CHALLENGE: Each of the entries should be retyped precisely as it appears.

-- start --

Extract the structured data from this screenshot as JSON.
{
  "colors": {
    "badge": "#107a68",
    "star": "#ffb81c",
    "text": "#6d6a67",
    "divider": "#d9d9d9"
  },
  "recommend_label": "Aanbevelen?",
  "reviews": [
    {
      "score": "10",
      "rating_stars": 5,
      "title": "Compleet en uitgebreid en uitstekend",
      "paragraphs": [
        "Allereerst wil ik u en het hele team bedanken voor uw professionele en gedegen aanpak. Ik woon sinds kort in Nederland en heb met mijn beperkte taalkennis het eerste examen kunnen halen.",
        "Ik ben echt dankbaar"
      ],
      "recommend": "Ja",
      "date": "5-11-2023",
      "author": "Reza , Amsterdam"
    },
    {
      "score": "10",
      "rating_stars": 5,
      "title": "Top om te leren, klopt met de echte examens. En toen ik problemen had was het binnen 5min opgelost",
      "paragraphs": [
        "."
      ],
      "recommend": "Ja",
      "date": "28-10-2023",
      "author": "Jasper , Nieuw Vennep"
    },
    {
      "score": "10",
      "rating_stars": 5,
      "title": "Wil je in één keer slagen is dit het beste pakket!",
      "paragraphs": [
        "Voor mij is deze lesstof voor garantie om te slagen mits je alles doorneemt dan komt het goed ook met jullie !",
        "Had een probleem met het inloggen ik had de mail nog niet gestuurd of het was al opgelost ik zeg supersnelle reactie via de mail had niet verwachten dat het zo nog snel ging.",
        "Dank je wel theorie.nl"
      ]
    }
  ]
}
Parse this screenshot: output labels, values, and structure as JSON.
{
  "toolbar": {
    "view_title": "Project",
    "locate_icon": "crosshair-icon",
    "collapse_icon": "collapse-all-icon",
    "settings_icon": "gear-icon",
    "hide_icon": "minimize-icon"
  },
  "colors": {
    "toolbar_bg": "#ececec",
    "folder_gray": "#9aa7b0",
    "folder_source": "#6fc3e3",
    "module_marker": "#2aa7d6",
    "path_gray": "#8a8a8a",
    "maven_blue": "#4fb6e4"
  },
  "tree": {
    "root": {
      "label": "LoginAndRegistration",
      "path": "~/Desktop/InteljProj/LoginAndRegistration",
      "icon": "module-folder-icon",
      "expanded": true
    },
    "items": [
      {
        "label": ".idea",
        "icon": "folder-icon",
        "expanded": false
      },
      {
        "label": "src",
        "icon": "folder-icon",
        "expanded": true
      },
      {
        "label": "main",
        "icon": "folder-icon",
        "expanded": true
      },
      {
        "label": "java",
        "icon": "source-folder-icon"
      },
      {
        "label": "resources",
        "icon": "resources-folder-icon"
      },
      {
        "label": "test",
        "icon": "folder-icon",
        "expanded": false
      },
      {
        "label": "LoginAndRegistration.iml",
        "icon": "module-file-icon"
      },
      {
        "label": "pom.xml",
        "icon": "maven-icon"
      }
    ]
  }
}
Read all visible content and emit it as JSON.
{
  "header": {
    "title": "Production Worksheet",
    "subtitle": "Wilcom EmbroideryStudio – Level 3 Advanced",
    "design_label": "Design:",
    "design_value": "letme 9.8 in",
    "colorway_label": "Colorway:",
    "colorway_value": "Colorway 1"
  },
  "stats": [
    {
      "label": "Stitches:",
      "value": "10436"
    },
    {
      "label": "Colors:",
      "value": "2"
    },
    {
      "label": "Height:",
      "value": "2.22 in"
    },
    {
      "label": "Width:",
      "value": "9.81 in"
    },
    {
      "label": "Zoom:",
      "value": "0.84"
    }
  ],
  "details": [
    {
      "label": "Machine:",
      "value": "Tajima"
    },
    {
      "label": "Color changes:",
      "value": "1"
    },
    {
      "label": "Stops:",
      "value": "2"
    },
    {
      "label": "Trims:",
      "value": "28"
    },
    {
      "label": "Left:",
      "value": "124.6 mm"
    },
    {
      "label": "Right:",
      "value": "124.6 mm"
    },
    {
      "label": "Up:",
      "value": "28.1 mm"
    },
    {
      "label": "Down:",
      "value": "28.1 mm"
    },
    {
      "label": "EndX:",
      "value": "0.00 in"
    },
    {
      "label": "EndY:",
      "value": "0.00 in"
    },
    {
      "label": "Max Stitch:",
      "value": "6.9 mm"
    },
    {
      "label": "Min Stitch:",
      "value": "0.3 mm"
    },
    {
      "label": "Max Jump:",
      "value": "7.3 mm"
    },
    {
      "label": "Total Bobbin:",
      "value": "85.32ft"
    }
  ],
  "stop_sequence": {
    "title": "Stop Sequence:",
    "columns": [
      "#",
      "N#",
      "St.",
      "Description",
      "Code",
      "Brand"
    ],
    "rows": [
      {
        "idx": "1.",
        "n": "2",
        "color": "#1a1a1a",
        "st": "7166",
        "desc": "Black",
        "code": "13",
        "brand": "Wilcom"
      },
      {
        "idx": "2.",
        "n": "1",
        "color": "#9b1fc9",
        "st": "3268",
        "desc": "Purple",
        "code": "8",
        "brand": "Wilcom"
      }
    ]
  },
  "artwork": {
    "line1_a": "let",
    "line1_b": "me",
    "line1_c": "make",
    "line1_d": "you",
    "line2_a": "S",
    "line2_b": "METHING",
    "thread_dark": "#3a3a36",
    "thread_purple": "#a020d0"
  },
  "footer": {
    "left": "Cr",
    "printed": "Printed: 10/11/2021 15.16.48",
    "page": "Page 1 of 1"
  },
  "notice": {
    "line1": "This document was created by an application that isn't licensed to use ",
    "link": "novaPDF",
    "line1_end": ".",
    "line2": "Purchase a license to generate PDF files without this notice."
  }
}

-- end --

RESULT OF THIS EXERCISE:
Extract the structured data from this screenshot as JSON.
{
  "colors": {
    "badge": "#107a68",
    "star": "#ffb81c",
    "text": "#6d6a67",
    "divider": "#d9d9d9"
  },
  "recommend_label": "Aanbevelen?",
  "reviews": [
    {
      "score": "10",
      "rating_stars": 5,
      "title": "Compleet en uitgebreid en uitstekend",
      "paragraphs": [
        "Allereerst wil ik u en het hele team bedanken voor uw professionele en gedegen aanpak. Ik woon sinds kort in Nederland en heb met mijn beperkte taalkennis het eerste examen kunnen halen.",
        "Ik ben echt dankbaar"
      ],
      "recommend": "Ja",
      "date": "5-11-2023",
      "author": "Reza , Amsterdam"
    },
    {
      "score": "10",
      "rating_stars": 5,
      "title": "Top om te leren, klopt met de echte examens. En toen ik problemen had was het binnen 5min opgelost",
      "paragraphs": [
        "."
      ],
      "recommend": "Ja",
      "date": "28-10-2023",
      "author": "Jasper , Nieuw Vennep"
    },
    {
      "score": "10",
      "rating_stars": 5,
      "title": "Wil je in één keer slagen is dit het beste pakket!",
      "paragraphs": [
        "Voor mij is deze lesstof voor garantie om te slagen mits je alles doorneemt dan komt het goed ook met jullie !",
        "Had een probleem met het inloggen ik had de mail nog niet gestuurd of het was al opgelost ik zeg supersnelle reactie via de mail had niet verwachten dat het zo nog snel ging.",
        "Dank je wel theorie.nl"
      ]
    }
  ]
}
Parse this screenshot: output labels, values, and structure as JSON.
{
  "toolbar": {
    "view_title": "Project",
    "locate_icon": "crosshair-icon",
    "collapse_icon": "collapse-all-icon",
    "settings_icon": "gear-icon",
    "hide_icon": "minimize-icon"
  },
  "colors": {
    "toolbar_bg": "#ececec",
    "folder_gray": "#9aa7b0",
    "folder_source": "#6fc3e3",
    "module_marker": "#2aa7d6",
    "path_gray": "#8a8a8a",
    "maven_blue": "#4fb6e4"
  },
  "tree": {
    "root": {
      "label": "LoginAndRegistration",
      "path": "~/Desktop/InteljProj/LoginAndRegistration",
      "icon": "module-folder-icon",
      "expanded": true
    },
    "items": [
      {
        "label": ".idea",
        "icon": "folder-icon",
        "expanded": false
      },
      {
        "label": "src",
        "icon": "folder-icon",
        "expanded": true
      },
      {
        "label": "main",
        "icon": "folder-icon",
        "expanded": true
      },
      {
        "label": "java",
        "icon": "source-folder-icon"
      },
      {
        "label": "resources",
        "icon": "resources-folder-icon"
      },
      {
        "label": "test",
        "icon": "folder-icon",
        "expanded": false
      },
      {
        "label": "LoginAndRegistration.iml",
        "icon": "module-file-icon"
      },
      {
        "label": "pom.xml",
        "icon": "maven-icon"
      }
    ]
  }
}
Read all visible content and emit it as JSON.
{
  "header": {
    "title": "Production Worksheet",
    "subtitle": "Wilcom EmbroideryStudio – Level 3 Advanced",
    "design_label": "Design:",
    "design_value": "letme 9.8 in",
    "colorway_label": "Colorway:",
    "colorway_value": "Colorway 1"
  },
  "stats": [
    {
      "label": "Stitches:",
      "value": "10436"
    },
    {
      "label": "Colors:",
      "value": "2"
    },
    {
      "label": "Height:",
      "value": "2.22 in"
    },
    {
      "label": "Width:",
      "value": "9.81 in"
    },
    {
      "label": "Zoom:",
      "value": "0.84"
    }
  ],
  "details": [
    {
      "label": "Machine:",
      "value": "Tajima"
    },
    {
      "label": "Color changes:",
      "value": "1"
    },
    {
      "label": "Stops:",
      "value": "2"
    },
    {
      "label": "Trims:",
      "value": "28"
    },
    {
      "label": "Left:",
      "value": "124.6 mm"
    },
    {
      "label": "Right:",
      "value": "124.6 mm"
    },
    {
      "label": "Up:",
      "value": "28.1 mm"
    },
    {
      "label": "Down:",
      "value": "28.1 mm"
    },
    {
      "label": "EndX:",
      "value": "0.00 in"
    },
    {
      "label": "EndY:",
      "value": "0.00 in"
    },
    {
      "label": "Max Stitch:",
      "value": "6.9 mm"
    },
    {
      "label": "Min Stitch:",
      "value": "0.3 mm"
    },
    {
      "label": "Max Jump:",
      "value": "7.3 mm"
    },
    {
      "label": "Total Bobbin:",
      "value": "85.32ft"
    }
  ],
  "stop_sequence": {
    "title": "Stop Sequence:",
    "columns": [
      "#",
      "N#",
      "St.",
      "Description",
      "Code",
      "Brand"
    ],
    "rows": [
      {
        "idx": "1.",
        "n": "2",
        "color": "#1a1a1a",
        "st": "7166",
        "desc": "Black",
        "code": "13",
        "brand": "Wilcom"
      },
      {
        "idx": "2.",
        "n": "1",
        "color": "#9b1fc9",
        "st": "3268",
        "desc": "Purple",
        "code": "8",
        "brand": "Wilcom"
      }
    ]
  },
  "artwork": {
    "line1_a": "let",
    "line1_b": "me",
    "line1_c": "make",
    "line1_d": "you",
    "line2_a": "S",
    "line2_b": "METHING",
    "thread_dark": "#3a3a36",
    "thread_purple": "#a020d0"
  },
  "footer": {
    "left": "Cr",
    "printed": "Printed: 10/11/2021 15.16.48",
    "page": "Page 1 of 1"
  },
  "notice": {
    "line1": "This document was created by an application that isn't licensed to use ",
    "link": "novaPDF",
    "line1_end": ".",
    "line2": "Purchase a license to generate PDF files without this notice."
  }
}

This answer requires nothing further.